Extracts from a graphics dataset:
- - -
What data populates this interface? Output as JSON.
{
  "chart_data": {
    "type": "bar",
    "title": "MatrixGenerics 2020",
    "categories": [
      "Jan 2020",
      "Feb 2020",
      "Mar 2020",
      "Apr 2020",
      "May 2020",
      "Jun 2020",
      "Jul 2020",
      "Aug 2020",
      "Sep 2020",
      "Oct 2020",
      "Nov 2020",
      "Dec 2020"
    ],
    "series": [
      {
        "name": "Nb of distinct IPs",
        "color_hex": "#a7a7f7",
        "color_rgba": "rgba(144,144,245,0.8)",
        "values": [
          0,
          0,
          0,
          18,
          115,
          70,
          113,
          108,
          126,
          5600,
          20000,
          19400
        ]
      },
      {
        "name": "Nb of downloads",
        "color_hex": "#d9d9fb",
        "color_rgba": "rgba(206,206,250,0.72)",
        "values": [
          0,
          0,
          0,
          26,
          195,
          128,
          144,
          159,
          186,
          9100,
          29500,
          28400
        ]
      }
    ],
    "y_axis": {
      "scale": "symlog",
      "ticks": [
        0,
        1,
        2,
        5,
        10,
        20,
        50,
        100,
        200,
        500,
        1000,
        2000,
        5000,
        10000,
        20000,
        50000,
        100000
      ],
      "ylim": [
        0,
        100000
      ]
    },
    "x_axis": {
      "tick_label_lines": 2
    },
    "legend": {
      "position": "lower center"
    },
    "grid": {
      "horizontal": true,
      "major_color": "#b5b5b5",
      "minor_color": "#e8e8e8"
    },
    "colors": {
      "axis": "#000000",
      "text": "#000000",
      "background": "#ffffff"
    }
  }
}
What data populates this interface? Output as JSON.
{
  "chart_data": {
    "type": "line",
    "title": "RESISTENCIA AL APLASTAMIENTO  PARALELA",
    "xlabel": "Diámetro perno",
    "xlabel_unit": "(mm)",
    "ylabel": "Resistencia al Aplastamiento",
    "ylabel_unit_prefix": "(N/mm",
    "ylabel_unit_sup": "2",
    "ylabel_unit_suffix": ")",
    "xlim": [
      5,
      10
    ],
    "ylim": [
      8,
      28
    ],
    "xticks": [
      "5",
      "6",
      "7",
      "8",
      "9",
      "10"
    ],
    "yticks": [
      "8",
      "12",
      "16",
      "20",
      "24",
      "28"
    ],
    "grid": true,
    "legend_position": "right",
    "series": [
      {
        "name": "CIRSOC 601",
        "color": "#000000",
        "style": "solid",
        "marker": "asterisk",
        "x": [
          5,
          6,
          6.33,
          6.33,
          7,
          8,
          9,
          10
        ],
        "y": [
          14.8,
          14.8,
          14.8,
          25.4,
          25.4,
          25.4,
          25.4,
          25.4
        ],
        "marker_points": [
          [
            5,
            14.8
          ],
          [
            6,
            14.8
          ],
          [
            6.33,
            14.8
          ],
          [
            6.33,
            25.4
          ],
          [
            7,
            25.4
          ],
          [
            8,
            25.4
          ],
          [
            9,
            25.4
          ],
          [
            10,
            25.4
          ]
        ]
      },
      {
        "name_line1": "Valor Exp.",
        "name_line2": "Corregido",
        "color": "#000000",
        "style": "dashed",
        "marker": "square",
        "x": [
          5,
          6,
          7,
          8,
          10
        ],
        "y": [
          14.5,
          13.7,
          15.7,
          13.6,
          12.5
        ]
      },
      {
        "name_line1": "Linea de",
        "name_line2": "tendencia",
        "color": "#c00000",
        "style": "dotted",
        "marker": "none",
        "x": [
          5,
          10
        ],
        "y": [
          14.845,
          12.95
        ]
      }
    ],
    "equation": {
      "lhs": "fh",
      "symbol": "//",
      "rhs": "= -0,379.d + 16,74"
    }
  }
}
- - -
▶ **SET EXERCISE**: The entries above must be returned in full, exactly as shown.

▶ **ANSWER FOR THIS EXERCISE**:
What data populates this interface? Output as JSON.
{
  "chart_data": {
    "type": "bar",
    "title": "MatrixGenerics 2020",
    "categories": [
      "Jan 2020",
      "Feb 2020",
      "Mar 2020",
      "Apr 2020",
      "May 2020",
      "Jun 2020",
      "Jul 2020",
      "Aug 2020",
      "Sep 2020",
      "Oct 2020",
      "Nov 2020",
      "Dec 2020"
    ],
    "series": [
      {
        "name": "Nb of distinct IPs",
        "color_hex": "#a7a7f7",
        "color_rgba": "rgba(144,144,245,0.8)",
        "values": [
          0,
          0,
          0,
          18,
          115,
          70,
          113,
          108,
          126,
          5600,
          20000,
          19400
        ]
      },
      {
        "name": "Nb of downloads",
        "color_hex": "#d9d9fb",
        "color_rgba": "rgba(206,206,250,0.72)",
        "values": [
          0,
          0,
          0,
          26,
          195,
          128,
          144,
          159,
          186,
          9100,
          29500,
          28400
        ]
      }
    ],
    "y_axis": {
      "scale": "symlog",
      "ticks": [
        0,
        1,
        2,
        5,
        10,
        20,
        50,
        100,
        200,
        500,
        1000,
        2000,
        5000,
        10000,
        20000,
        50000,
        100000
      ],
      "ylim": [
        0,
        100000
      ]
    },
    "x_axis": {
      "tick_label_lines": 2
    },
    "legend": {
      "position": "lower center"
    },
    "grid": {
      "horizontal": true,
      "major_color": "#b5b5b5",
      "minor_color": "#e8e8e8"
    },
    "colors": {
      "axis": "#000000",
      "text": "#000000",
      "background": "#ffffff"
    }
  }
}
What data populates this interface? Output as JSON.
{
  "chart_data": {
    "type": "line",
    "title": "RESISTENCIA AL APLASTAMIENTO  PARALELA",
    "xlabel": "Diámetro perno",
    "xlabel_unit": "(mm)",
    "ylabel": "Resistencia al Aplastamiento",
    "ylabel_unit_prefix": "(N/mm",
    "ylabel_unit_sup": "2",
    "ylabel_unit_suffix": ")",
    "xlim": [
      5,
      10
    ],
    "ylim": [
      8,
      28
    ],
    "xticks": [
      "5",
      "6",
      "7",
      "8",
      "9",
      "10"
    ],
    "yticks": [
      "8",
      "12",
      "16",
      "20",
      "24",
      "28"
    ],
    "grid": true,
    "legend_position": "right",
    "series": [
      {
        "name": "CIRSOC 601",
        "color": "#000000",
        "style": "solid",
        "marker": "asterisk",
        "x": [
          5,
          6,
          6.33,
          6.33,
          7,
          8,
          9,
          10
        ],
        "y": [
          14.8,
          14.8,
          14.8,
          25.4,
          25.4,
          25.4,
          25.4,
          25.4
        ],
        "marker_points": [
          [
            5,
            14.8
          ],
          [
            6,
            14.8
          ],
          [
            6.33,
            14.8
          ],
          [
            6.33,
            25.4
          ],
          [
            7,
            25.4
          ],
          [
            8,
            25.4
          ],
          [
            9,
            25.4
          ],
          [
            10,
            25.4
          ]
        ]
      },
      {
        "name_line1": "Valor Exp.",
        "name_line2": "Corregido",
        "color": "#000000",
        "style": "dashed",
        "marker": "square",
        "x": [
          5,
          6,
          7,
          8,
          10
        ],
        "y": [
          14.5,
          13.7,
          15.7,
          13.6,
          12.5
        ]
      },
      {
        "name_line1": "Linea de",
        "name_line2": "tendencia",
        "color": "#c00000",
        "style": "dotted",
        "marker": "none",
        "x": [
          5,
          10
        ],
        "y": [
          14.845,
          12.95
        ]
      }
    ],
    "equation": {
      "lhs": "fh",
      "symbol": "//",
      "rhs": "= -0,379.d + 16,74"
    }
  }
}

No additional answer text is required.